Please return every line of the items below exactly as it stands, leaving the pictures out of your answer.

--- --- ---

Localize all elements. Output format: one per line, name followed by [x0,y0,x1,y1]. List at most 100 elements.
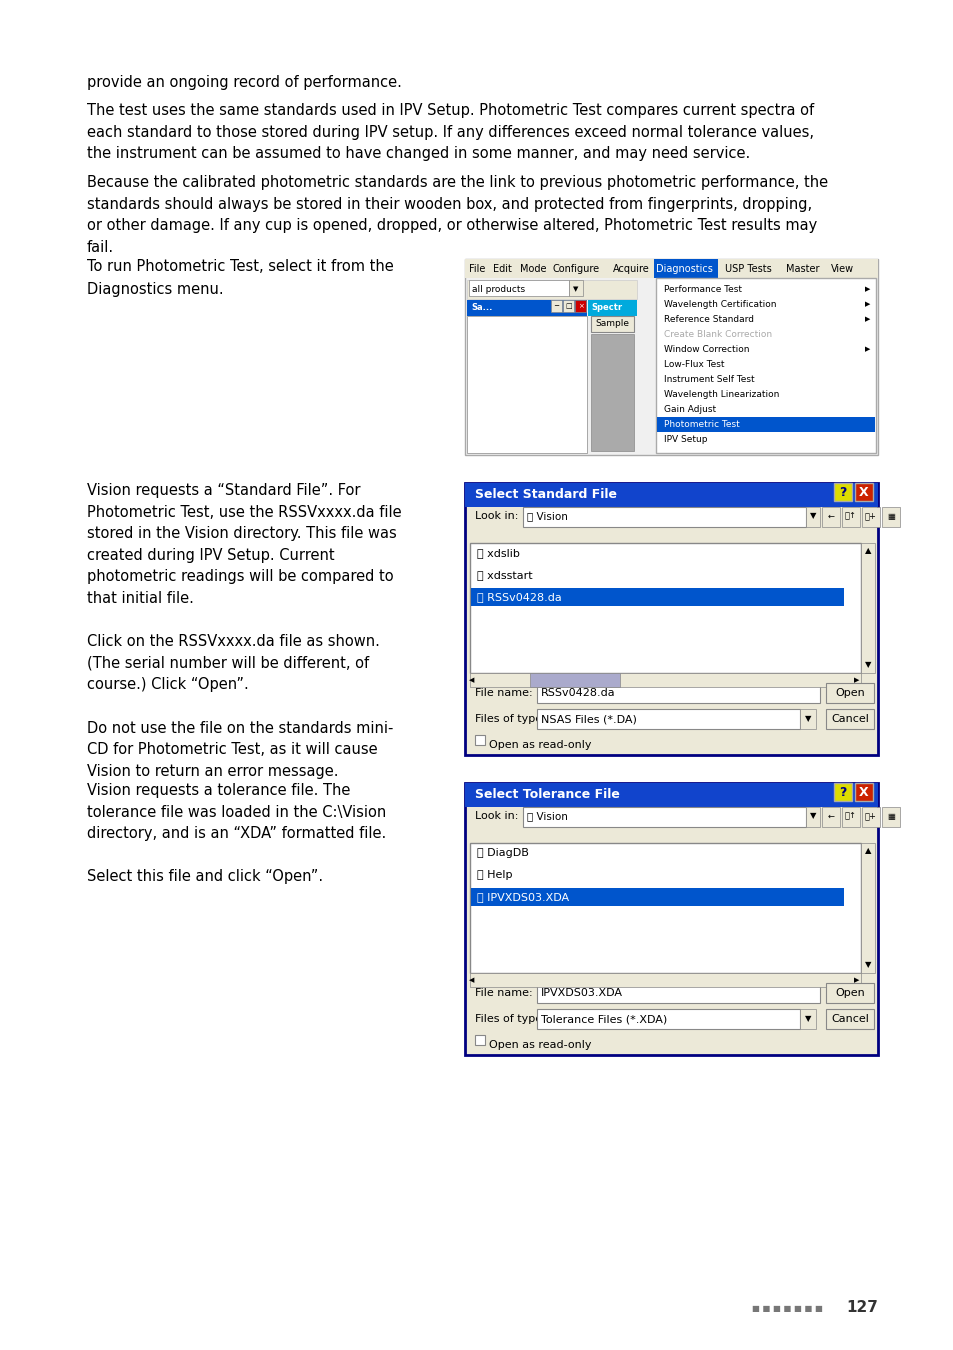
Text: ▶: ▶ [854,977,859,983]
Bar [821,807,840,828]
Text: NSAS Files (*.DA): NSAS Files (*.DA) [540,714,637,724]
Bar [657,417,874,432]
Text: ▶: ▶ [864,316,870,323]
Text: Photometric Test: Photometric Test [663,420,739,429]
Text: Spectr: Spectr [590,304,621,312]
Text: ▼: ▼ [804,714,810,724]
Text: Because the calibrated photometric standards are the link to previous photometri: Because the calibrated photometric stand… [87,176,827,255]
Text: File: File [469,263,485,274]
Text: 📁+: 📁+ [864,512,876,521]
Bar [821,508,840,526]
Text: Low-Flux Test: Low-Flux Test [663,360,723,369]
Bar [464,483,877,508]
Text: Acquire: Acquire [613,263,649,274]
Text: ×: × [577,302,583,309]
Bar [551,300,561,312]
Text: ▼: ▼ [804,1014,810,1023]
Text: File name:: File name: [475,988,532,998]
Bar [470,543,861,674]
Bar [467,316,586,454]
Text: Look in:: Look in: [475,512,517,521]
Bar [537,983,820,1003]
Bar [841,807,859,828]
Bar [471,589,843,606]
Bar [833,783,851,801]
Bar [470,842,861,973]
Bar [464,259,877,455]
Bar [587,300,637,316]
Text: Tolerance Files (*.XDA): Tolerance Files (*.XDA) [540,1014,666,1025]
Bar [862,807,879,828]
Bar [861,842,874,973]
Text: Master: Master [785,263,819,274]
Text: ◀: ◀ [469,676,475,683]
Bar [862,508,879,526]
Text: 📁 Vision: 📁 Vision [526,512,567,521]
Text: ?: ? [839,486,846,498]
Text: X: X [859,786,868,798]
Text: ▲: ▲ [863,547,870,555]
Text: 📄 RSSv0428.da: 📄 RSSv0428.da [476,593,561,602]
Bar [522,508,805,526]
Text: provide an ongoing record of performance.: provide an ongoing record of performance… [87,76,401,90]
Text: ▶: ▶ [864,347,870,352]
Bar [475,734,484,745]
Text: Wavelength Linearization: Wavelength Linearization [663,390,779,400]
Text: Sample: Sample [595,320,629,328]
Text: Instrument Self Test: Instrument Self Test [663,375,754,383]
Text: USP Tests: USP Tests [724,263,771,274]
Bar [537,683,820,703]
Text: ▦: ▦ [886,811,894,821]
Text: Open: Open [834,688,864,698]
Text: Look in:: Look in: [475,811,517,821]
Text: File name:: File name: [475,688,532,698]
Bar [590,316,634,332]
Bar [470,973,861,987]
Bar [800,709,815,729]
Text: Vision requests a tolerance file. The
tolerance file was loaded in the C:\Vision: Vision requests a tolerance file. The to… [87,783,386,884]
Text: Open as read-only: Open as read-only [489,740,591,751]
Text: 📁 Vision: 📁 Vision [526,811,567,821]
Text: ▼: ▼ [809,811,816,821]
Bar [882,807,899,828]
Bar [467,279,637,298]
Bar [805,508,820,526]
Text: ■ ■ ■ ■ ■ ■ ■: ■ ■ ■ ■ ■ ■ ■ [751,1304,822,1312]
Bar [656,278,875,454]
Text: RSSv0428.da: RSSv0428.da [540,688,615,698]
Text: Files of type:: Files of type: [475,714,545,724]
Text: ─: ─ [554,302,558,309]
Text: Select Standard File: Select Standard File [475,489,617,501]
Text: ▦: ▦ [886,512,894,521]
Bar [464,783,877,1054]
Bar [575,300,585,312]
Text: View: View [830,263,853,274]
Text: Performance Test: Performance Test [663,285,741,294]
Text: 📁+: 📁+ [864,811,876,821]
Text: all products: all products [472,285,524,293]
Text: Mode: Mode [519,263,546,274]
Bar [469,279,568,296]
Text: ?: ? [839,786,846,798]
Bar [854,783,872,801]
Bar [475,1035,484,1045]
Bar [825,683,873,703]
Text: 127: 127 [845,1300,877,1315]
Text: IPV Setup: IPV Setup [663,435,707,444]
Text: 📄 IPVXDS03.XDA: 📄 IPVXDS03.XDA [476,892,569,902]
Bar [590,333,634,451]
Bar [825,709,873,729]
Bar [471,888,843,906]
Bar [854,483,872,501]
Text: ▶: ▶ [854,676,859,683]
Text: □: □ [564,302,571,309]
Bar [841,508,859,526]
Text: Open: Open [834,988,864,998]
Text: ▶: ▶ [864,286,870,293]
Text: ←: ← [826,811,834,821]
Text: ▲: ▲ [863,846,870,856]
Text: Diagnostics: Diagnostics [656,263,712,274]
Text: IPVXDS03.XDA: IPVXDS03.XDA [540,988,622,998]
Text: Open as read-only: Open as read-only [489,1040,591,1050]
Text: ▼: ▼ [863,960,870,969]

--- --- ---

### Task result
Localize all elements. Output format: one per line, name followed by [x0,y0,x1,y1]. List at most 100 elements.
Text: ▶: ▶ [854,977,859,983]
Bar [821,807,840,828]
Text: NSAS Files (*.DA): NSAS Files (*.DA) [540,714,637,724]
Bar [657,417,874,432]
Text: ▶: ▶ [864,316,870,323]
Text: Photometric Test: Photometric Test [663,420,739,429]
Text: Spectr: Spectr [590,304,621,312]
Text: ▼: ▼ [804,714,810,724]
Text: Because the calibrated photometric standards are the link to previous photometri: Because the calibrated photometric stand… [87,176,827,255]
Text: File: File [469,263,485,274]
Text: 📁+: 📁+ [864,512,876,521]
Bar [821,508,840,526]
Text: Low-Flux Test: Low-Flux Test [663,360,723,369]
Bar [464,483,877,508]
Text: Acquire: Acquire [613,263,649,274]
Text: ×: × [577,302,583,309]
Bar [551,300,561,312]
Text: ▼: ▼ [804,1014,810,1023]
Text: File name:: File name: [475,988,532,998]
Bar [470,543,861,674]
Bar [467,316,586,454]
Text: Look in:: Look in: [475,512,517,521]
Bar [537,983,820,1003]
Bar [841,807,859,828]
Bar [471,589,843,606]
Bar [833,783,851,801]
Bar [470,842,861,973]
Bar [464,259,877,455]
Bar [587,300,637,316]
Text: Tolerance Files (*.XDA): Tolerance Files (*.XDA) [540,1014,666,1025]
Bar [862,807,879,828]
Bar [861,842,874,973]
Text: Master: Master [785,263,819,274]
Text: ◀: ◀ [469,676,475,683]
Bar [862,508,879,526]
Text: 📁 Vision: 📁 Vision [526,512,567,521]
Text: ?: ? [839,486,846,498]
Text: X: X [859,786,868,798]
Text: ▲: ▲ [863,547,870,555]
Text: 📄 RSSv0428.da: 📄 RSSv0428.da [476,593,561,602]
Bar [522,508,805,526]
Text: provide an ongoing record of performance.: provide an ongoing record of performance… [87,76,401,90]
Text: ▶: ▶ [864,347,870,352]
Bar [475,734,484,745]
Text: Wavelength Linearization: Wavelength Linearization [663,390,779,400]
Text: Sample: Sample [595,320,629,328]
Text: Instrument Self Test: Instrument Self Test [663,375,754,383]
Text: USP Tests: USP Tests [724,263,771,274]
Bar [537,683,820,703]
Text: ▦: ▦ [886,811,894,821]
Text: Open: Open [834,688,864,698]
Text: Look in:: Look in: [475,811,517,821]
Text: File name:: File name: [475,688,532,698]
Bar [590,316,634,332]
Bar [470,973,861,987]
Bar [800,709,815,729]
Text: Vision requests a tolerance file. The
tolerance file was loaded in the C:\Vision: Vision requests a tolerance file. The to… [87,783,386,884]
Text: Open as read-only: Open as read-only [489,740,591,751]
Text: 📁 Vision: 📁 Vision [526,811,567,821]
Text: ▼: ▼ [809,811,816,821]
Bar [882,807,899,828]
Bar [467,279,637,298]
Bar [805,508,820,526]
Text: ■ ■ ■ ■ ■ ■ ■: ■ ■ ■ ■ ■ ■ ■ [751,1304,822,1312]
Bar [656,278,875,454]
Text: RSSv0428.da: RSSv0428.da [540,688,615,698]
Text: Files of type:: Files of type: [475,714,545,724]
Text: ─: ─ [554,302,558,309]
Text: Select Standard File: Select Standard File [475,489,617,501]
Text: ▦: ▦ [886,512,894,521]
Bar [464,783,877,1054]
Bar [575,300,585,312]
Text: View: View [830,263,853,274]
Text: Performance Test: Performance Test [663,285,741,294]
Text: 📁+: 📁+ [864,811,876,821]
Text: all products: all products [472,285,524,293]
Text: Mode: Mode [519,263,546,274]
Bar [469,279,568,296]
Text: ?: ? [839,786,846,798]
Bar [854,783,872,801]
Bar [475,1035,484,1045]
Bar [825,683,873,703]
Text: 127: 127 [845,1300,877,1315]
Text: IPV Setup: IPV Setup [663,435,707,444]
Text: 📄 IPVXDS03.XDA: 📄 IPVXDS03.XDA [476,892,569,902]
Bar [590,333,634,451]
Bar [825,709,873,729]
Bar [471,888,843,906]
Bar [854,483,872,501]
Text: ▶: ▶ [854,676,859,683]
Text: □: □ [564,302,571,309]
Bar [841,508,859,526]
Text: Open: Open [834,988,864,998]
Text: ▶: ▶ [864,286,870,293]
Text: ←: ← [826,811,834,821]
Text: ▲: ▲ [863,846,870,856]
Text: Diagnostics: Diagnostics [656,263,712,274]
Text: IPVXDS03.XDA: IPVXDS03.XDA [540,988,622,998]
Text: Open as read-only: Open as read-only [489,1040,591,1050]
Text: ▼: ▼ [863,960,870,969]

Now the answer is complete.